Tasks for this exercise:
a. In the post about online homeschool options, where does the writer ask readers to leave their experiences?
b. Reproduce the part of the post about online homeschool options starting with "Here is a list" and going on through "good and bad.".
c. Carry on the post about online homeschool options from its last line.

Online Homeschool Questions and Options – Review and more

Here is a list of various Online Homeschool options that have been brought to my attention in my researching if we want to add an element of online to our schooling. I still have not decided and I am still researching. So any experience you have had would be helpful. Please leave a comment in the comment section. Thank You.

If you are familiar with any of the options I have listed please share your thoughts and reviews. What you liked and / or didn’t like. It can be from the curriculum itself to back-end and user friendliness to how any issues were handled by admins.

Please share you good and bad.

If you are aware of any other online homeschooling courses please share, I am all about getting as much information and options as I can. Thanks !!

So here is what we have so far.

Data provided:

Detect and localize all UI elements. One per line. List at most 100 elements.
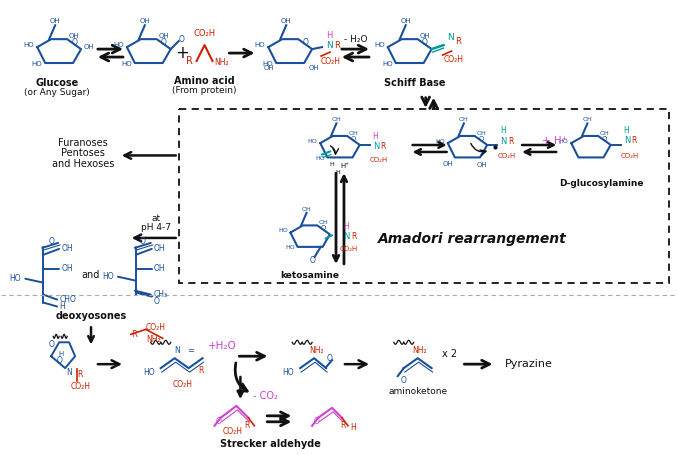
Text: ketosamine: ketosamine [281, 271, 340, 280]
Text: HO: HO [255, 42, 265, 48]
Text: OH: OH [477, 162, 487, 168]
Text: O: O [310, 256, 316, 265]
Text: OH: OH [140, 18, 150, 24]
Text: Schiff Base: Schiff Base [384, 78, 445, 88]
Text: OH: OH [332, 117, 341, 122]
Text: N: N [373, 142, 379, 152]
Text: O: O [161, 38, 167, 47]
Text: HO: HO [374, 42, 385, 48]
Text: HO: HO [382, 61, 393, 67]
Text: Strecker aldehyde: Strecker aldehyde [220, 439, 321, 449]
Text: OH: OH [401, 18, 411, 24]
Text: HO: HO [308, 139, 317, 144]
Text: N: N [343, 232, 349, 241]
Text: HO: HO [143, 368, 155, 377]
Text: H: H [350, 423, 356, 432]
Text: O: O [327, 354, 333, 363]
Text: CH₃: CH₃ [154, 290, 168, 299]
Text: aminoketone: aminoketone [388, 388, 447, 396]
Text: OH: OH [582, 117, 593, 122]
Text: pH 4-7: pH 4-7 [141, 223, 171, 233]
Text: HO: HO [435, 139, 445, 144]
Text: HO: HO [102, 272, 114, 281]
Text: CO₂H: CO₂H [146, 323, 166, 332]
Text: O: O [56, 356, 62, 365]
Text: (or Any Sugar): (or Any Sugar) [24, 88, 90, 97]
Text: CO₂H: CO₂H [340, 246, 358, 252]
Text: N: N [326, 40, 333, 50]
Text: HO: HO [262, 61, 273, 67]
Text: - H₂O: - H₂O [344, 35, 367, 44]
Text: H: H [58, 351, 64, 357]
Text: H: H [500, 126, 506, 136]
Text: OH: OH [281, 18, 292, 24]
Text: R: R [131, 330, 137, 339]
Text: HO: HO [315, 156, 325, 161]
Text: R: R [244, 421, 250, 430]
Text: HO: HO [121, 61, 132, 67]
Text: O: O [401, 375, 407, 384]
Text: O: O [154, 297, 159, 306]
Text: O: O [313, 417, 319, 426]
Text: OH: OH [459, 117, 468, 122]
Text: deoxyosones: deoxyosones [56, 312, 127, 321]
Text: R: R [380, 142, 386, 152]
Text: OH: OH [600, 131, 610, 136]
Text: H: H [330, 162, 334, 167]
Text: HO: HO [32, 61, 42, 67]
Text: R: R [199, 366, 204, 374]
Text: R: R [334, 40, 340, 50]
Text: OH: OH [309, 65, 320, 71]
Text: Pyrazine: Pyrazine [505, 359, 553, 369]
Text: CO₂H: CO₂H [71, 382, 91, 390]
Text: Glucose: Glucose [35, 78, 79, 88]
Text: R: R [77, 369, 83, 379]
Text: R: R [340, 421, 345, 430]
Text: OH: OH [319, 220, 329, 225]
Text: R: R [508, 137, 513, 147]
Text: N: N [447, 33, 454, 42]
Text: at: at [151, 213, 160, 222]
Text: R: R [351, 232, 356, 241]
Text: OH: OH [477, 131, 486, 136]
Text: - CO₂: - CO₂ [253, 391, 278, 401]
Text: CO₂H: CO₂H [173, 379, 193, 389]
Text: O: O [216, 417, 222, 426]
Text: O: O [321, 225, 326, 231]
Text: D-glucosylamine: D-glucosylamine [559, 179, 643, 188]
Text: HO: HO [113, 42, 124, 48]
Text: OH: OH [264, 65, 275, 71]
Text: Amino acid: Amino acid [174, 76, 235, 86]
Text: O: O [140, 238, 146, 247]
Text: R: R [186, 56, 193, 66]
Text: OH: OH [84, 44, 95, 50]
Text: O: O [478, 136, 483, 142]
Text: CO₂H: CO₂H [443, 55, 464, 64]
Text: NH₂: NH₂ [412, 346, 427, 355]
Text: and Hexoses: and Hexoses [52, 159, 114, 169]
Text: NH₂: NH₂ [308, 346, 323, 355]
Text: NH₂: NH₂ [146, 335, 161, 344]
Text: N: N [500, 137, 506, 147]
Text: OH: OH [154, 264, 165, 273]
Text: OH: OH [159, 33, 170, 39]
Text: O: O [48, 340, 54, 349]
Text: Pentoses: Pentoses [61, 148, 105, 158]
Text: O: O [302, 38, 308, 47]
Text: H: H [343, 222, 348, 231]
Bar [179, 109, 669, 283]
Text: R: R [632, 136, 637, 146]
Text: O: O [601, 136, 607, 142]
Text: OH: OH [302, 207, 311, 212]
Text: N: N [624, 136, 630, 146]
Text: OH: OH [349, 131, 359, 136]
Text: H: H [624, 126, 629, 136]
Text: O: O [48, 238, 54, 247]
Text: HO: HO [559, 139, 569, 144]
Text: O: O [71, 38, 77, 47]
Text: H: H [373, 132, 378, 142]
Text: OH: OH [61, 244, 73, 253]
Text: N: N [174, 346, 180, 355]
Text: NH₂: NH₂ [214, 57, 229, 66]
Text: + H⁺: + H⁺ [542, 136, 567, 146]
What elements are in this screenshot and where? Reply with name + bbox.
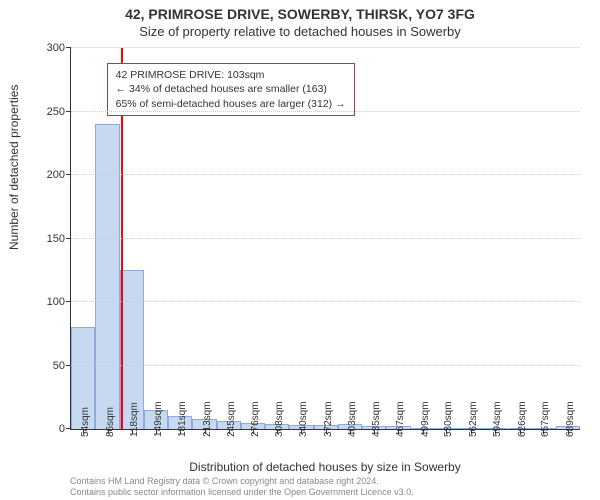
ytick-label: 200 <box>47 169 71 181</box>
xtick-label: 657sqm <box>540 401 551 437</box>
annotation-line3: 65% of semi-detached houses are larger (… <box>116 97 346 111</box>
xtick-label: 213sqm <box>202 401 213 437</box>
xtick-label: 276sqm <box>250 401 261 437</box>
xtick-label: 689sqm <box>565 401 576 437</box>
xtick-label: 308sqm <box>274 401 285 437</box>
xtick-label: 181sqm <box>177 401 188 437</box>
ytick-label: 300 <box>47 42 71 54</box>
annotation-line1: 42 PRIMROSE DRIVE: 103sqm <box>116 68 346 82</box>
xtick-label: 562sqm <box>468 401 479 437</box>
grid-line <box>71 365 580 366</box>
xtick-label: 594sqm <box>492 401 503 437</box>
annotation-line2: ← 34% of detached houses are smaller (16… <box>116 82 346 96</box>
xtick-label: 435sqm <box>371 401 382 437</box>
grid-line <box>71 111 580 112</box>
xtick-label: 372sqm <box>323 401 334 437</box>
plot-area: 42 PRIMROSE DRIVE: 103sqm ← 34% of detac… <box>70 48 580 430</box>
ytick-label: 150 <box>47 233 71 245</box>
xtick-label: 149sqm <box>153 401 164 437</box>
chart-title: 42, PRIMROSE DRIVE, SOWERBY, THIRSK, YO7… <box>0 6 600 22</box>
grid-line <box>71 301 580 302</box>
footer-line2: Contains public sector information licen… <box>70 487 580 498</box>
ytick-label: 50 <box>53 360 71 372</box>
x-axis-label: Distribution of detached houses by size … <box>70 460 580 474</box>
chart-container: 42, PRIMROSE DRIVE, SOWERBY, THIRSK, YO7… <box>0 0 600 500</box>
xtick-label: 403sqm <box>347 401 358 437</box>
xtick-label: 530sqm <box>443 401 454 437</box>
xtick-label: 340sqm <box>298 401 309 437</box>
xtick-label: 467sqm <box>395 401 406 437</box>
xtick-label: 626sqm <box>517 401 528 437</box>
chart-subtitle: Size of property relative to detached ho… <box>0 24 600 39</box>
grid-line <box>71 47 580 48</box>
footer: Contains HM Land Registry data © Crown c… <box>70 476 580 498</box>
grid-line <box>71 174 580 175</box>
xtick-label: 118sqm <box>129 402 140 437</box>
histogram-bar <box>95 124 119 429</box>
footer-line1: Contains HM Land Registry data © Crown c… <box>70 476 580 487</box>
xtick-label: 245sqm <box>226 401 237 437</box>
ytick-label: 100 <box>47 296 71 308</box>
ytick-label: 250 <box>47 106 71 118</box>
xtick-label: 499sqm <box>420 401 431 437</box>
ytick-label: 0 <box>59 423 71 435</box>
annotation-box: 42 PRIMROSE DRIVE: 103sqm ← 34% of detac… <box>107 63 355 116</box>
grid-line <box>71 238 580 239</box>
xtick-label: 54sqm <box>80 407 91 437</box>
xtick-label: 86sqm <box>105 407 116 437</box>
y-axis-label: Number of detached properties <box>7 85 21 250</box>
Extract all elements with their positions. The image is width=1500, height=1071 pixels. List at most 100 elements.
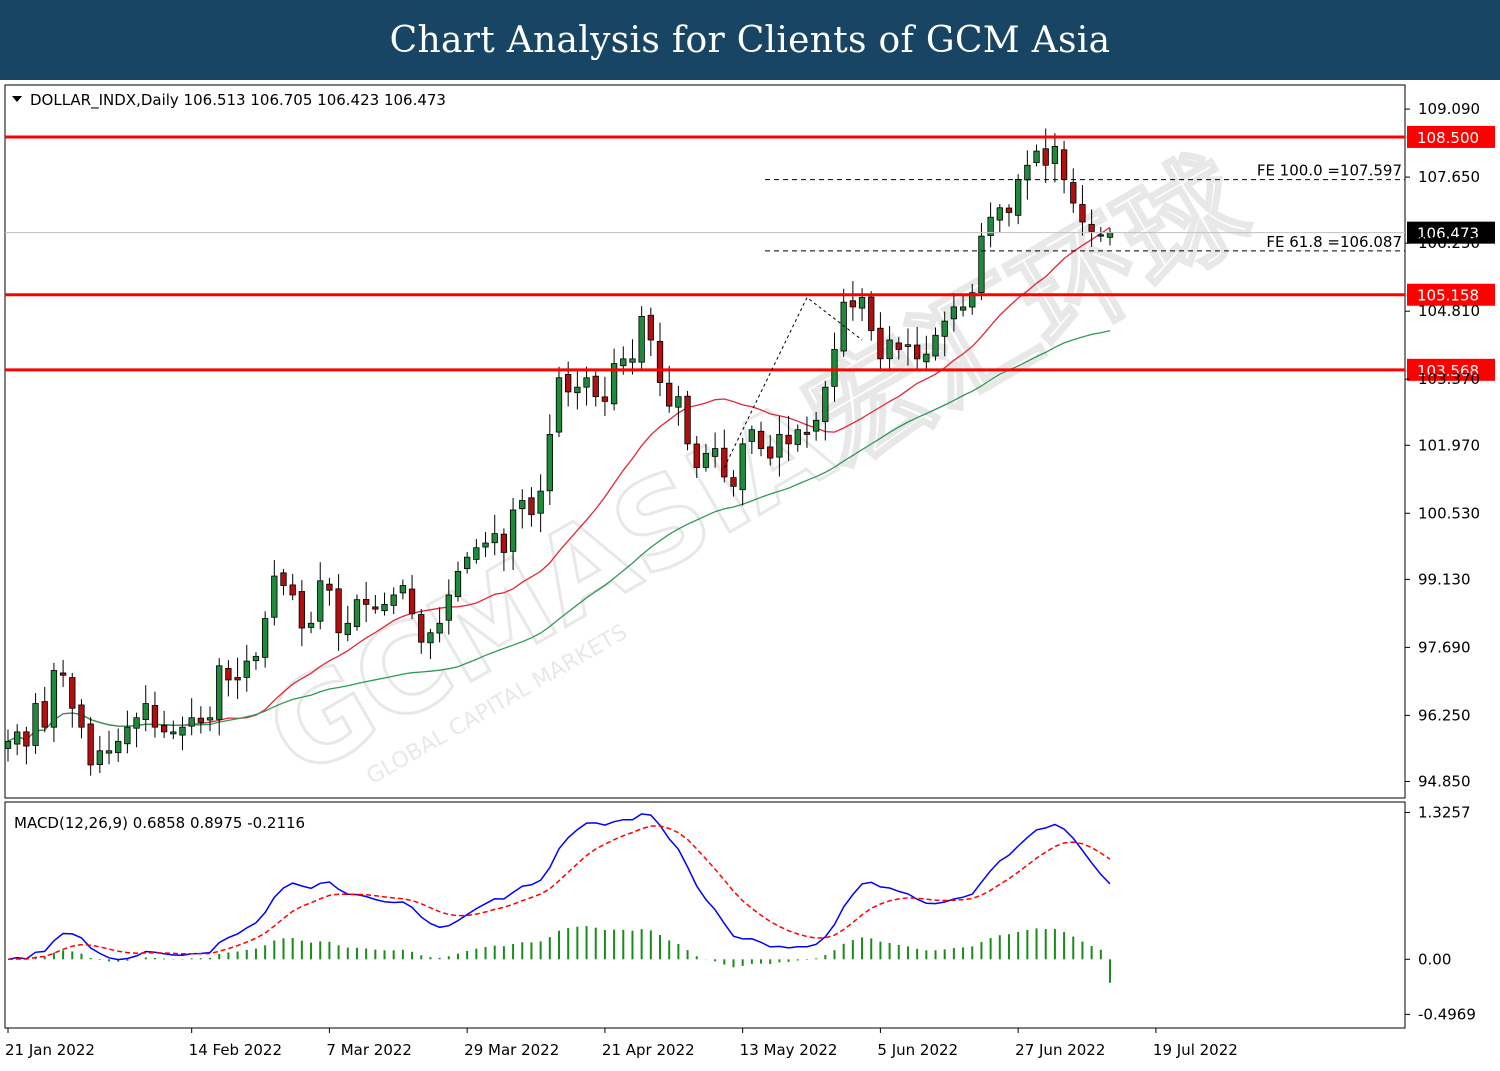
date-tick-label: 14 Feb 2022: [189, 1041, 282, 1059]
candle-body-down: [684, 395, 691, 445]
candle-body-down: [1070, 182, 1077, 204]
macd-signal-line: [7, 825, 1111, 961]
candle-body-up: [969, 292, 976, 308]
candle-body-up: [555, 377, 563, 433]
candle-body-down: [69, 677, 76, 709]
candle-body-up: [482, 542, 489, 548]
macd-tick-label: -0.4969: [1418, 1005, 1476, 1023]
candle: [996, 203, 1003, 232]
candle: [794, 424, 801, 452]
candle-body-down: [767, 446, 774, 459]
candle: [638, 306, 645, 369]
date-tick-label: 21 Apr 2022: [602, 1041, 695, 1059]
candle: [831, 332, 838, 402]
candle-body-up: [1033, 150, 1040, 164]
candle: [812, 411, 820, 441]
candle: [693, 436, 700, 478]
candle-body-up: [353, 599, 361, 627]
candle-body-down: [913, 344, 921, 360]
candle-body-down: [362, 599, 370, 605]
candle-body-up: [4, 740, 12, 749]
candle: [528, 487, 535, 527]
candle-body-down: [721, 447, 728, 478]
candle: [464, 552, 471, 574]
candle: [399, 579, 407, 600]
price-chart: GCMASIA宏汇环球 GLOBAL CAPITAL MARKETS 108.5…: [4, 84, 1495, 1059]
candle: [739, 437, 746, 506]
candle-body-down: [500, 533, 508, 553]
candle-body-up: [959, 306, 967, 311]
candle: [1070, 168, 1077, 213]
candle-body-down: [656, 340, 664, 383]
dropdown-triangle-icon[interactable]: [12, 96, 22, 102]
date-tick-label: 21 Jan 2022: [5, 1041, 95, 1059]
candle-body-up: [702, 452, 710, 468]
candle-body-down: [868, 296, 875, 331]
candle-body-down: [757, 430, 765, 449]
candle: [243, 644, 250, 692]
candle-body-up: [206, 717, 214, 721]
candle: [546, 414, 553, 506]
candle-body-down: [877, 327, 884, 360]
candle-body-up: [776, 434, 783, 458]
candle: [1033, 144, 1040, 167]
candle-body-down: [225, 667, 232, 681]
level-label-badge: [1407, 358, 1495, 381]
candle-body-up: [509, 509, 517, 552]
candle: [849, 281, 857, 321]
candle-body-up: [675, 396, 682, 408]
candle-body-down: [234, 677, 241, 681]
candle-body-down: [592, 375, 599, 398]
candle-body-up: [987, 216, 994, 236]
price-tick-label: 104.810: [1418, 302, 1480, 320]
candle: [895, 336, 902, 360]
candle: [124, 710, 131, 754]
date-tick-label: 5 Jun 2022: [877, 1041, 958, 1059]
candle-body-up: [170, 731, 177, 735]
candle: [500, 528, 508, 572]
candle: [666, 365, 673, 413]
candle: [491, 514, 498, 556]
candle-body-down: [326, 583, 333, 591]
candle-body-down: [78, 704, 85, 728]
candle-body-up: [427, 632, 434, 644]
candle-body-up: [638, 315, 645, 363]
candle-body-down: [803, 431, 811, 435]
candle: [197, 706, 205, 734]
candle: [1051, 133, 1059, 183]
candle-body-up: [261, 618, 269, 658]
candle-body-up: [1106, 232, 1114, 238]
date-tick-label: 29 Mar 2022: [464, 1041, 559, 1059]
candle-body-up: [473, 547, 480, 560]
candle-body-up: [904, 344, 912, 347]
price-tick-label: 109.090: [1418, 100, 1480, 118]
candle: [418, 608, 425, 654]
candle: [252, 652, 260, 670]
candle-body-down: [1097, 234, 1104, 237]
candle-body-up: [932, 334, 939, 357]
candle: [767, 435, 774, 466]
candle-body-up: [271, 575, 278, 618]
candle-body-up: [381, 604, 388, 612]
price-tick-label: 97.690: [1418, 638, 1471, 656]
candle: [748, 425, 756, 455]
candle: [877, 312, 884, 372]
candle: [574, 371, 581, 410]
candle: [583, 366, 590, 406]
candle-body-down: [849, 300, 857, 308]
candle-body-down: [1079, 204, 1086, 223]
candle-body-up: [794, 429, 801, 445]
candle: [289, 573, 296, 601]
candle-body-up: [252, 655, 260, 662]
price-tick-label: 103.370: [1418, 370, 1480, 388]
candle-body-up: [886, 339, 893, 360]
candle-body-up: [711, 448, 719, 457]
candle: [206, 706, 214, 732]
level-label-badge: [1407, 283, 1495, 306]
candle-body-up: [491, 533, 498, 544]
candle-body-down: [666, 382, 673, 407]
candle: [1097, 226, 1104, 242]
candle-body-down: [151, 705, 159, 728]
candle: [482, 531, 489, 558]
candle-body-up: [812, 419, 820, 432]
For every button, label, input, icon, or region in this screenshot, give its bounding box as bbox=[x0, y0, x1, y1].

Answers for the tasks:
a. In the comment section.

b.
Here is a list of various Online Homeschool options that have been brought to my attention in my researching if we want to add an element of online to our schooling. I still have not decided and I am still researching. So any experience you have had would be helpful. Please leave a comment in the comment section. Thank You.

If you are familiar with any of the options I have listed please share your thoughts and reviews. What you liked and / or didn’t like. It can be from the curriculum itself to back-end and user friendliness to how any issues were handled by admins.

Please share you good and bad.

c.
  1. Pluralsight – Tech – $299 a year –


  1. Code Monkey – For Coding $109 for the year


  1. Skrafty – $300 for the year – uses mind craft  – $100 – $250 a class


  1. Mango Languages – $20 month – learning languages only –


  1. Monarch – $600 a year for the family –  – plus cost of curriculum choice. Came Highly Recommended.


  1. Moby Max – $200 all subjects for the year – most subjects only go to 8th Grade but could be nice for filling in gaps $99 for the year,for 3 subjects – $49 for the year 1 subject –


  1. Funcation Academy – $23 a month per student – – or $115 per year – with a $50 reg fee –

         Came Highly Recommened.

  1. Power Homeschool / Acellus – $250 a year or $25 a month
  2. School House Teacher – $179 a year – – not live teachers all self paced – Biblical worldview – Looks like a possible fit.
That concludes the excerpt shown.